**Raw records**

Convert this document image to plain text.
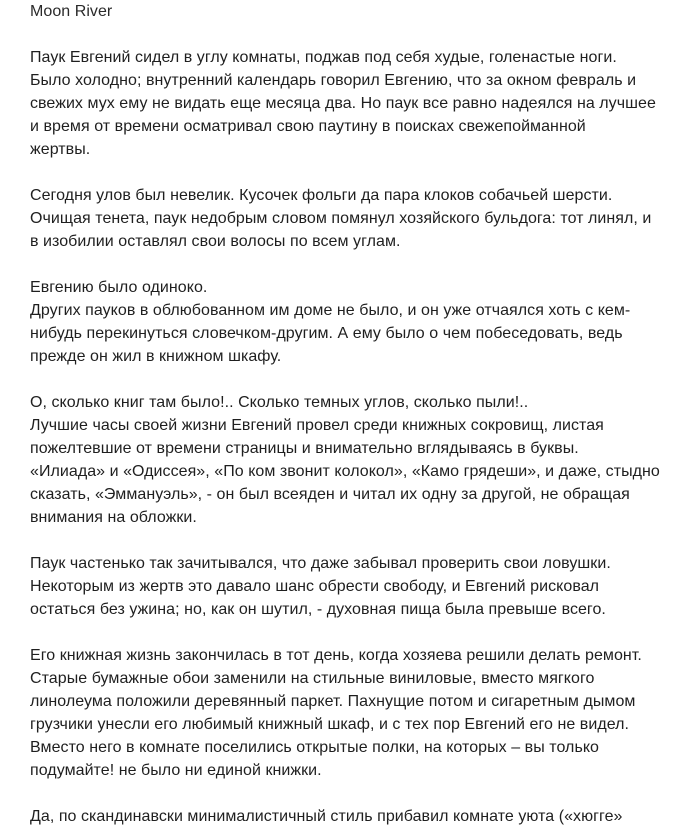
Moon River
Паук Евгений сидел в углу комнаты, поджав под себя худые, голенастые ноги.
Было холодно; внутренний календарь говорил Евгению, что за окном февраль и
свежих мух ему не видать еще месяца два. Но паук все равно надеялся на лучшее
и время от времени осматривал свою паутину в поисках свежепойманной
жертвы.
Сегодня улов был невелик. Кусочек фольги да пара клоков собачьей шерсти.
Очищая тенета, паук недобрым словом помянул хозяйского бульдога: тот линял, и
в изобилии оставлял свои волосы по всем углам.
Евгению было одиноко.
Других пауков в облюбованном им доме не было, и он уже отчаялся хоть с кем-
нибудь перекинуться словечком-другим. А ему было о чем побеседовать, ведь
прежде он жил в книжном шкафу.
О, сколько книг там было!.. Сколько темных углов, сколько пыли!..
Лучшие часы своей жизни Евгений провел среди книжных сокровищ, листая
пожелтевшие от времени страницы и внимательно вглядываясь в буквы.
«Илиада» и «Одиссея», «По ком звонит колокол», «Камо грядеши», и даже, стыдно
сказать, «Эммануэль», - он был всеяден и читал их одну за другой, не обращая
внимания на обложки.
Паук частенько так зачитывался, что даже забывал проверить свои ловушки.
Некоторым из жертв это давало шанс обрести свободу, и Евгений рисковал
остаться без ужина; но, как он шутил, - духовная пища была превыше всего.
Его книжная жизнь закончилась в тот день, когда хозяева решили делать ремонт.
Старые бумажные обои заменили на стильные виниловые, вместо мягкого
линолеума положили деревянный паркет. Пахнущие потом и сигаретным дымом
грузчики унесли его любимый книжный шкаф, и с тех пор Евгений его не видел.
Вместо него в комнате поселились открытые полки, на которых – вы только
подумайте! не было ни единой книжки.
Да, по скандинавски минималистичный стиль прибавил комнате уюта («хюгге»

**Task to complete**
Extract every line containing the string "свои" from the data above.

**Task response**
в изобилии оставлял свои волосы по всем углам.
Паук частенько так зачитывался, что даже забывал проверить свои ловушки.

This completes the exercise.